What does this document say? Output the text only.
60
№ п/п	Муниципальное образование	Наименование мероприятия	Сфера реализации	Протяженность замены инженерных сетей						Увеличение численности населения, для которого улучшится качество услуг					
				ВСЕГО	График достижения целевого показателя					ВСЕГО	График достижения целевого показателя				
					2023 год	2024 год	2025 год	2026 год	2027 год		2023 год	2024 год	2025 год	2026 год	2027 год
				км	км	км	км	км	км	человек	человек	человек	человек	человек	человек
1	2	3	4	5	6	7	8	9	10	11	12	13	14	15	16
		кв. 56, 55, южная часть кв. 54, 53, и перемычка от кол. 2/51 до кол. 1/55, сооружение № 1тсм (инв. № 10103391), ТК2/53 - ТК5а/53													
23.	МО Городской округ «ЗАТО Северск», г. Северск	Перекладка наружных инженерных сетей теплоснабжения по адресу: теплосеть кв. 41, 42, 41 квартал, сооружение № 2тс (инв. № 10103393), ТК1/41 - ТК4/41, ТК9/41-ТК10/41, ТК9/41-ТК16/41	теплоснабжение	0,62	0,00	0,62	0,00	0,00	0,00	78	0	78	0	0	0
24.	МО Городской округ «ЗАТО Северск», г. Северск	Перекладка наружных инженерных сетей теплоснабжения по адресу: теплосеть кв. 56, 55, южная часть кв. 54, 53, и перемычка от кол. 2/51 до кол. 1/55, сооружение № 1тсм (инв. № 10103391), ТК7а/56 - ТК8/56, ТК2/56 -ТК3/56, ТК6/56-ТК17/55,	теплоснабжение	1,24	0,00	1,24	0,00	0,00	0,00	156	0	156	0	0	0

######

• INSTRUCTION: Copy out the whole listing exactly as written.

• TASK OUTPUT:
What does this document say? Output the text only.
60
№ п/п	Муниципальное образование	Наименование мероприятия	Сфера реализации	Протяженность замены инженерных сетей						Увеличение численности населения, для которого улучшится качество услуг					
				ВСЕГО	График достижения целевого показателя					ВСЕГО	График достижения целевого показателя				
					2023 год	2024 год	2025 год	2026 год	2027 год		2023 год	2024 год	2025 год	2026 год	2027 год
				км	км	км	км	км	км	человек	человек	человек	человек	человек	человек
1	2	3	4	5	6	7	8	9	10	11	12	13	14	15	16
		кв. 56, 55, южная часть кв. 54, 53, и перемычка от кол. 2/51 до кол. 1/55, сооружение № 1тсм (инв. № 10103391), ТК2/53 - ТК5а/53													
23.	МО Городской округ «ЗАТО Северск», г. Северск	Перекладка наружных инженерных сетей теплоснабжения по адресу: теплосеть кв. 41, 42, 41 квартал, сооружение № 2тс (инв. № 10103393), ТК1/41 - ТК4/41, ТК9/41-ТК10/41, ТК9/41-ТК16/41	теплоснабжение	0,62	0,00	0,62	0,00	0,00	0,00	78	0	78	0	0	0
24.	МО Городской округ «ЗАТО Северск», г. Северск	Перекладка наружных инженерных сетей теплоснабжения по адресу: теплосеть кв. 56, 55, южная часть кв. 54, 53, и перемычка от кол. 2/51 до кол. 1/55, сооружение № 1тсм (инв. № 10103391), ТК7а/56 - ТК8/56, ТК2/56 -ТК3/56, ТК6/56-ТК17/55,	теплоснабжение	1,24	0,00	1,24	0,00	0,00	0,00	156	0	156	0	0	0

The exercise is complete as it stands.